» **Short task**: State only how many lines below include the string "paint".

++++ Provided information ++++

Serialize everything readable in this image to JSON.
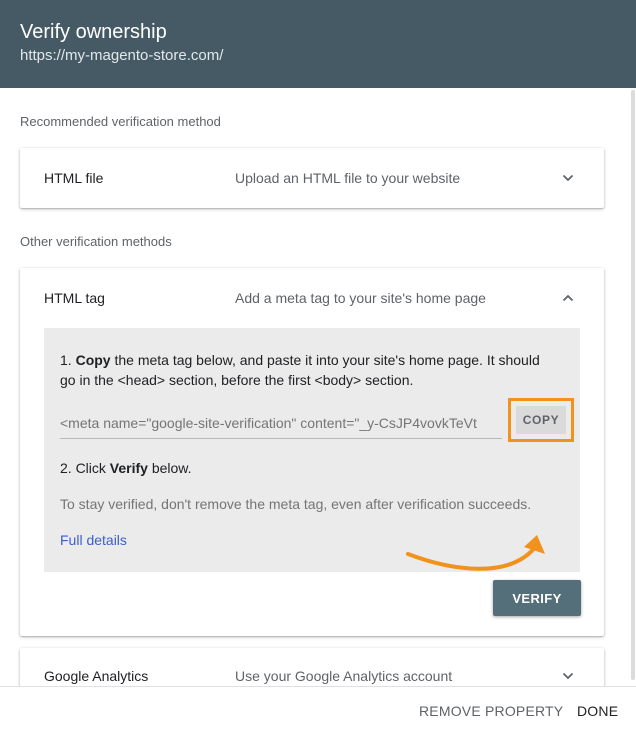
{
  "header": {
    "title": "Verify ownership",
    "url": "https://my-magento-store.com/"
  },
  "recommended": {
    "label": "Recommended verification method",
    "method": {
      "name": "HTML file",
      "description": "Upload an HTML file to your website",
      "expanded": false
    }
  },
  "other": {
    "label": "Other verification methods",
    "html_tag": {
      "name": "HTML tag",
      "description": "Add a meta tag to your site's home page",
      "expanded": true,
      "step1_prefix": "1. ",
      "step1_bold": "Copy",
      "step1_mid": " the meta tag below, and paste it into your site's home page. It should go in the ",
      "step1_code1": "<head>",
      "step1_mid2": " section, before the first ",
      "step1_code2": "<body>",
      "step1_suffix": " section.",
      "meta_tag": "<meta name=\"google-site-verification\" content=\"_y-CsJP4vovkTeVt",
      "copy_label": "COPY",
      "step2_prefix": "2. Click ",
      "step2_bold": "Verify",
      "step2_suffix": " below.",
      "note": "To stay verified, don't remove the meta tag, even after verification succeeds.",
      "details_link": "Full details",
      "verify_label": "VERIFY"
    },
    "google_analytics": {
      "name": "Google Analytics",
      "description": "Use your Google Analytics account",
      "expanded": false
    }
  },
  "footer": {
    "remove_label": "REMOVE PROPERTY",
    "done_label": "DONE"
  },
  "annotation": {
    "highlight_color": "#f0921b",
    "icon": "curved-arrow-icon"
  },
  "colors": {
    "header_bg": "#455a64",
    "verify_button_bg": "#546e7a",
    "link": "#3c5ecb"
  }
}
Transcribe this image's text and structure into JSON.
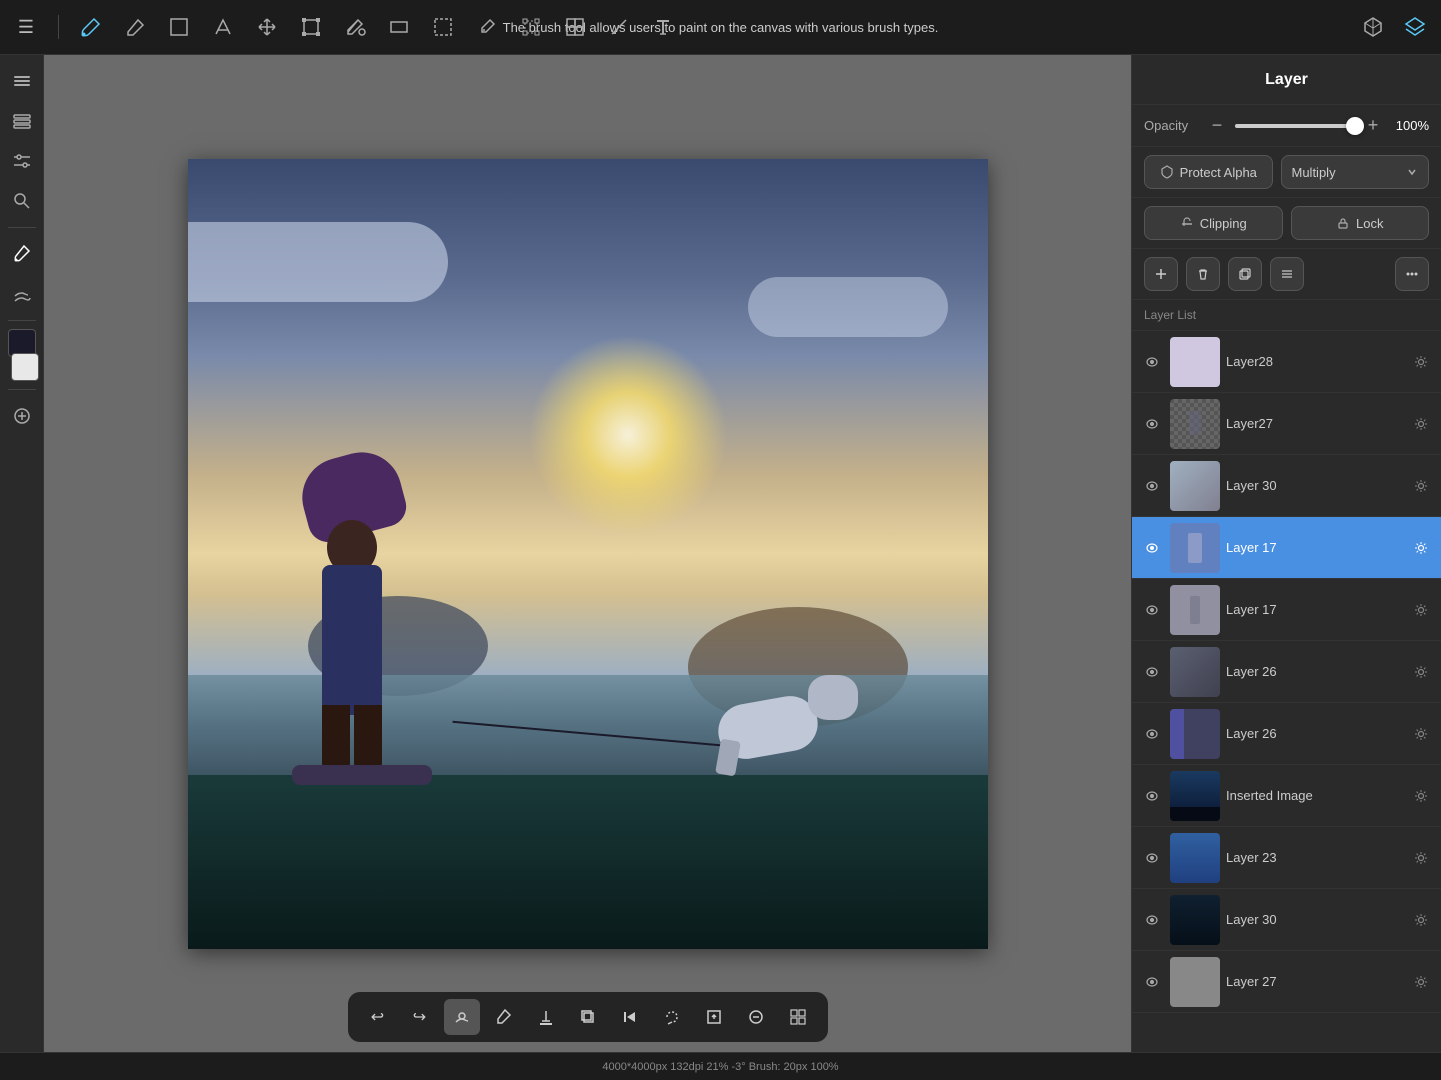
{
  "app": {
    "title": "The brush tool allows users to paint on the canvas with various brush types."
  },
  "toolbar": {
    "menu_icon": "☰",
    "tools": [
      {
        "name": "brush",
        "icon": "✏️",
        "label": "Brush"
      },
      {
        "name": "eraser",
        "icon": "⬡",
        "label": "Eraser"
      },
      {
        "name": "selection-rect",
        "icon": "□",
        "label": "Selection Rectangle"
      },
      {
        "name": "selection-free",
        "icon": "∿",
        "label": "Selection Free"
      },
      {
        "name": "move",
        "icon": "✛",
        "label": "Move"
      },
      {
        "name": "transform",
        "icon": "⊡",
        "label": "Transform"
      },
      {
        "name": "color-fill",
        "icon": "▣",
        "label": "Color Fill"
      },
      {
        "name": "shape",
        "icon": "▭",
        "label": "Shape"
      },
      {
        "name": "marquee",
        "icon": "⬚",
        "label": "Marquee"
      },
      {
        "name": "eyedropper",
        "icon": "⊹",
        "label": "Eyedropper"
      },
      {
        "name": "warp",
        "icon": "⬡",
        "label": "Warp"
      },
      {
        "name": "lasso",
        "icon": "⟳",
        "label": "Lasso"
      },
      {
        "name": "reference",
        "icon": "⊞",
        "label": "Reference"
      },
      {
        "name": "snip",
        "icon": "⊿",
        "label": "Snip"
      },
      {
        "name": "text",
        "icon": "T",
        "label": "Text"
      }
    ],
    "right": [
      {
        "name": "3d-icon",
        "icon": "⬡"
      },
      {
        "name": "layers-icon",
        "icon": "◧"
      }
    ]
  },
  "left_sidebar": {
    "tools": [
      {
        "name": "menu",
        "icon": "≡"
      },
      {
        "name": "layers",
        "icon": "⊟"
      },
      {
        "name": "adjustments",
        "icon": "≡"
      },
      {
        "name": "search",
        "icon": "◎"
      },
      {
        "name": "stroke",
        "icon": "✒"
      },
      {
        "name": "paint-bucket",
        "icon": "✦"
      },
      {
        "name": "color-picker",
        "icon": "●"
      }
    ],
    "colors": [
      {
        "name": "foreground-color",
        "value": "#1a1a2a"
      },
      {
        "name": "background-color",
        "value": "#2a2a3a"
      }
    ]
  },
  "layer_panel": {
    "title": "Layer",
    "opacity": {
      "label": "Opacity",
      "value": "100%",
      "slider_pct": 100
    },
    "protect_alpha": {
      "label": "Protect Alpha"
    },
    "blend_mode": {
      "label": "Multiply"
    },
    "clipping": {
      "label": "Clipping"
    },
    "lock": {
      "label": "Lock"
    },
    "layer_list_title": "Layer List",
    "layers": [
      {
        "id": "layer28",
        "name": "Layer28",
        "visible": true,
        "active": false,
        "thumb_class": "thumb-layer28"
      },
      {
        "id": "layer27",
        "name": "Layer27",
        "visible": true,
        "active": false,
        "thumb_class": "transparent"
      },
      {
        "id": "layer30",
        "name": "Layer 30",
        "visible": true,
        "active": false,
        "thumb_class": "thumb-layer30"
      },
      {
        "id": "layer17-active",
        "name": "Layer 17",
        "visible": true,
        "active": true,
        "thumb_class": "thumb-layer17-active"
      },
      {
        "id": "layer17-2",
        "name": "Layer 17",
        "visible": true,
        "active": false,
        "thumb_class": "thumb-layer17-2"
      },
      {
        "id": "layer26-1",
        "name": "Layer 26",
        "visible": true,
        "active": false,
        "thumb_class": "thumb-layer26-1"
      },
      {
        "id": "layer26-2",
        "name": "Layer 26",
        "visible": true,
        "active": false,
        "thumb_class": "thumb-layer26-2"
      },
      {
        "id": "inserted-image",
        "name": "Inserted Image",
        "visible": true,
        "active": false,
        "thumb_class": "thumb-inserted"
      },
      {
        "id": "layer23",
        "name": "Layer 23",
        "visible": true,
        "active": false,
        "thumb_class": "thumb-layer23"
      },
      {
        "id": "layer30-2",
        "name": "Layer 30",
        "visible": true,
        "active": false,
        "thumb_class": "thumb-layer30-2"
      },
      {
        "id": "layer27-3",
        "name": "Layer 27",
        "visible": true,
        "active": false,
        "thumb_class": "thumb-layer27-3"
      }
    ]
  },
  "status_bar": {
    "text": "4000*4000px 132dpi 21% -3° Brush: 20px 100%"
  },
  "bottom_toolbar": {
    "tools": [
      {
        "name": "undo",
        "icon": "↩"
      },
      {
        "name": "redo",
        "icon": "↪"
      },
      {
        "name": "smudge",
        "icon": "✦"
      },
      {
        "name": "paint",
        "icon": "✏"
      },
      {
        "name": "fill",
        "icon": "⬇"
      },
      {
        "name": "copy",
        "icon": "⧉"
      },
      {
        "name": "skip-back",
        "icon": "⏮"
      },
      {
        "name": "lasso-select",
        "icon": "⟳"
      },
      {
        "name": "export",
        "icon": "⊡"
      },
      {
        "name": "adjustments",
        "icon": "◧"
      },
      {
        "name": "grid",
        "icon": "⊞"
      }
    ]
  }
}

++++

» **Response for this exercise**: 3